# [EXERCISE]
Locate the line that contains "Extract all readable text from this page.". Copy it and every following line through the end of the records, exactly, and include nothing else.

# [THE RECORDS]
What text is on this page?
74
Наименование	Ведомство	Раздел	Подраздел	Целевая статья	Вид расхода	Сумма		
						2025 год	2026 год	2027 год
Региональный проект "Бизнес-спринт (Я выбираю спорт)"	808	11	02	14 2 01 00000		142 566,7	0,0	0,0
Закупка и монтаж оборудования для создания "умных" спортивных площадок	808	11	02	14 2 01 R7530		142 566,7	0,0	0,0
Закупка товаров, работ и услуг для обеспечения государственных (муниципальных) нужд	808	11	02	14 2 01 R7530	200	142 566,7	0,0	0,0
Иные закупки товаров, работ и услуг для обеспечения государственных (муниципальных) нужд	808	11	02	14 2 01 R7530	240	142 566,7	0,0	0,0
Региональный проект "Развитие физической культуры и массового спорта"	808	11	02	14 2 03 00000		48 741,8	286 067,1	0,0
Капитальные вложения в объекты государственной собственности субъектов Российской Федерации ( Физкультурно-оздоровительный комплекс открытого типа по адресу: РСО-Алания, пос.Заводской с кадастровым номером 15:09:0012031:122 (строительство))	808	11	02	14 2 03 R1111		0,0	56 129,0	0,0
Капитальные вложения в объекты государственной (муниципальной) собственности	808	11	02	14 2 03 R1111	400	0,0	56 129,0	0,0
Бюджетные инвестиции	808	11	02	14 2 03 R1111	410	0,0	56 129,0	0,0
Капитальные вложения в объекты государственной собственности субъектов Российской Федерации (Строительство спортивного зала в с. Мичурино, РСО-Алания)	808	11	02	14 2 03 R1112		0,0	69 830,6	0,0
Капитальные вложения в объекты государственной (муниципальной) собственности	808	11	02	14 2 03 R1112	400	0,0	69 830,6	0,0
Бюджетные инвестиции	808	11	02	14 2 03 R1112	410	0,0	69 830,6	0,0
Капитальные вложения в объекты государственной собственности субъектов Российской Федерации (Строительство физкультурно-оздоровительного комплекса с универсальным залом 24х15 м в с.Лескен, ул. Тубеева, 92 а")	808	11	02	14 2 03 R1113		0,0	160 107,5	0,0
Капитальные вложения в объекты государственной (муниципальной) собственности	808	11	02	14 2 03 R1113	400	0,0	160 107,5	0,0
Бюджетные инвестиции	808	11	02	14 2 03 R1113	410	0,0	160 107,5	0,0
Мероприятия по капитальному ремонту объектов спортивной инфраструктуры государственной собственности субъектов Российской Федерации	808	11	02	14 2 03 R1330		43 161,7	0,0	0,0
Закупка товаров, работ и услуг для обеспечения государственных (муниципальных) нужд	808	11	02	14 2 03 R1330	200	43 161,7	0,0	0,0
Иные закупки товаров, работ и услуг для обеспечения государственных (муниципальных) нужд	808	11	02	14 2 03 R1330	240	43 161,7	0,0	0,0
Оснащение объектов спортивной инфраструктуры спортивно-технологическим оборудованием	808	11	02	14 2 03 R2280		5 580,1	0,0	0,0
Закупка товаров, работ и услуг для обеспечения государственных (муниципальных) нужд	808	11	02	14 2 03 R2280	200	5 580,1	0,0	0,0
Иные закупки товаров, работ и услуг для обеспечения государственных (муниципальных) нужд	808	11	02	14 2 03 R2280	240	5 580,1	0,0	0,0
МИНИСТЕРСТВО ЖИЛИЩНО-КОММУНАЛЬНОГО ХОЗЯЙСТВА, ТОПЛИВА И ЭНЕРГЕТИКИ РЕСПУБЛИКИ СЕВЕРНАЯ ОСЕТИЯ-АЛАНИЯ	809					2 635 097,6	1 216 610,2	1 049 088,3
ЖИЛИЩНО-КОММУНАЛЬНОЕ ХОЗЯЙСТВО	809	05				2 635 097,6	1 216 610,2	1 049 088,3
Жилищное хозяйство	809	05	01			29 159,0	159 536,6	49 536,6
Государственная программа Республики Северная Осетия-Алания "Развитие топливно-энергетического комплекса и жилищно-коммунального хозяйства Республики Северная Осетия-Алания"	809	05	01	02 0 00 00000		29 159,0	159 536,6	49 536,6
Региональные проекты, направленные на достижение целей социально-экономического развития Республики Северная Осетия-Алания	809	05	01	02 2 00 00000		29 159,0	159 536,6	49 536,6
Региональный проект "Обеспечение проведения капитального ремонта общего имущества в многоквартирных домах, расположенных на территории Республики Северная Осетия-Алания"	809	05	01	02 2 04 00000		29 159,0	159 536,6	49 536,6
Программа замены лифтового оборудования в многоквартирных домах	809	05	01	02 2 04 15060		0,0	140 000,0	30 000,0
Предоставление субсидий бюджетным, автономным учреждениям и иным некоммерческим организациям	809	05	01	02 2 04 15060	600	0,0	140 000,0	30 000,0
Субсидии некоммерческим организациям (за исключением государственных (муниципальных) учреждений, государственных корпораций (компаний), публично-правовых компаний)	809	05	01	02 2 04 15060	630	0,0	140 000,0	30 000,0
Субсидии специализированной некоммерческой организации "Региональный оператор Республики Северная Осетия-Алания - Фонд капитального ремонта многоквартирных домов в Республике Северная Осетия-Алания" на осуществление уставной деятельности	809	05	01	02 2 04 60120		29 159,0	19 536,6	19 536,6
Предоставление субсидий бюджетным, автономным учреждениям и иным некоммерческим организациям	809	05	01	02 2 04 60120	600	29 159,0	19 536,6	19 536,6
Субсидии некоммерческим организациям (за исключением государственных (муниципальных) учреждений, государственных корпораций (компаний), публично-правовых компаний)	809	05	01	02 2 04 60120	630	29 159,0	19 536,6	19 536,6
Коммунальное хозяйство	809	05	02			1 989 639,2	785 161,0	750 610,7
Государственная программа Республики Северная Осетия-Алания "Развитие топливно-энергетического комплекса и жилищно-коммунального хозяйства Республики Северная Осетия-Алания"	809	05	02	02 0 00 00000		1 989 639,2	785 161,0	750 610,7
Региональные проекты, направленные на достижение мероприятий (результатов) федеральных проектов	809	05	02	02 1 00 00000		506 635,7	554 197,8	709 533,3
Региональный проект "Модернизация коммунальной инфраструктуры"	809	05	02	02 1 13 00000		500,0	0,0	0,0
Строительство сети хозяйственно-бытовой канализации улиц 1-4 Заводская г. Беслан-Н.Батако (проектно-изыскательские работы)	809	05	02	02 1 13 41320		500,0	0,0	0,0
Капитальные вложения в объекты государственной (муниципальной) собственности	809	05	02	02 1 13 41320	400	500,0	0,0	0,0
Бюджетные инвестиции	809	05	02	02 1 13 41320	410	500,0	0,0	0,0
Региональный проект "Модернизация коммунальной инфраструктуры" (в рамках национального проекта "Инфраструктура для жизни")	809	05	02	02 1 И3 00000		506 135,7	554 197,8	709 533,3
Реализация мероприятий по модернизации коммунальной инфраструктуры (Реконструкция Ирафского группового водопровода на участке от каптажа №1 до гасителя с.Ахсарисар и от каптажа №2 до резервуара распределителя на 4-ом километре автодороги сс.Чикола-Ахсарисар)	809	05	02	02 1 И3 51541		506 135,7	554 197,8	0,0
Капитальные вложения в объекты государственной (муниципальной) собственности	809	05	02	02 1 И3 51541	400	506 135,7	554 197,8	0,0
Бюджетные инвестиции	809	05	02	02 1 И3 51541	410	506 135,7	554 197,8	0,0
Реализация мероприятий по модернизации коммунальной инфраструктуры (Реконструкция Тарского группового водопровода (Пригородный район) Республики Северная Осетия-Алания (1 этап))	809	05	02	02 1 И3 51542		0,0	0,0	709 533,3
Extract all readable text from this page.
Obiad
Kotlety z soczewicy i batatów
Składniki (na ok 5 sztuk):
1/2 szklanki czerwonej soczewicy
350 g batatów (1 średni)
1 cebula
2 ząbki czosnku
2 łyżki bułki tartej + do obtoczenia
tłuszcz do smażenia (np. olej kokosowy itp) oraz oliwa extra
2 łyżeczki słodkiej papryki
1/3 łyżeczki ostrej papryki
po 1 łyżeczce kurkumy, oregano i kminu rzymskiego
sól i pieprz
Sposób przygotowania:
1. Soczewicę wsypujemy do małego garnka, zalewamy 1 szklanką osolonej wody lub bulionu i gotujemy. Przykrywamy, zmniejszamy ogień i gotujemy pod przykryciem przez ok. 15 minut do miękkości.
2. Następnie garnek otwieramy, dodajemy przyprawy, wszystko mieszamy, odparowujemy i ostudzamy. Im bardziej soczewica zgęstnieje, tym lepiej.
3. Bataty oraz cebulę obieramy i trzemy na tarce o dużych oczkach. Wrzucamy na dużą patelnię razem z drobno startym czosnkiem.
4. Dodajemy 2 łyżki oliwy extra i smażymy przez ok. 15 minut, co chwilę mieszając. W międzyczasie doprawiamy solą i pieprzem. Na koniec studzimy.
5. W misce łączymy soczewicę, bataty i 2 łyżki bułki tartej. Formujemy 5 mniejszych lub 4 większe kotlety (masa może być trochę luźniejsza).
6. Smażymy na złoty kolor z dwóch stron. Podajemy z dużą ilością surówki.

# [WRITTEN SOLUTION]
Extract all readable text from this page.
Obiad
Kotlety z soczewicy i batatów
Składniki (na ok 5 sztuk):
1/2 szklanki czerwonej soczewicy
350 g batatów (1 średni)
1 cebula
2 ząbki czosnku
2 łyżki bułki tartej + do obtoczenia
tłuszcz do smażenia (np. olej kokosowy itp) oraz oliwa extra
2 łyżeczki słodkiej papryki
1/3 łyżeczki ostrej papryki
po 1 łyżeczce kurkumy, oregano i kminu rzymskiego
sól i pieprz
Sposób przygotowania:
1. Soczewicę wsypujemy do małego garnka, zalewamy 1 szklanką osolonej wody lub bulionu i gotujemy. Przykrywamy, zmniejszamy ogień i gotujemy pod przykryciem przez ok. 15 minut do miękkości.
2. Następnie garnek otwieramy, dodajemy przyprawy, wszystko mieszamy, odparowujemy i ostudzamy. Im bardziej soczewica zgęstnieje, tym lepiej.
3. Bataty oraz cebulę obieramy i trzemy na tarce o dużych oczkach. Wrzucamy na dużą patelnię razem z drobno startym czosnkiem.
4. Dodajemy 2 łyżki oliwy extra i smażymy przez ok. 15 minut, co chwilę mieszając. W międzyczasie doprawiamy solą i pieprzem. Na koniec studzimy.
5. W misce łączymy soczewicę, bataty i 2 łyżki bułki tartej. Formujemy 5 mniejszych lub 4 większe kotlety (masa może być trochę luźniejsza).
6. Smażymy na złoty kolor z dwóch stron. Podajemy z dużą ilością surówki.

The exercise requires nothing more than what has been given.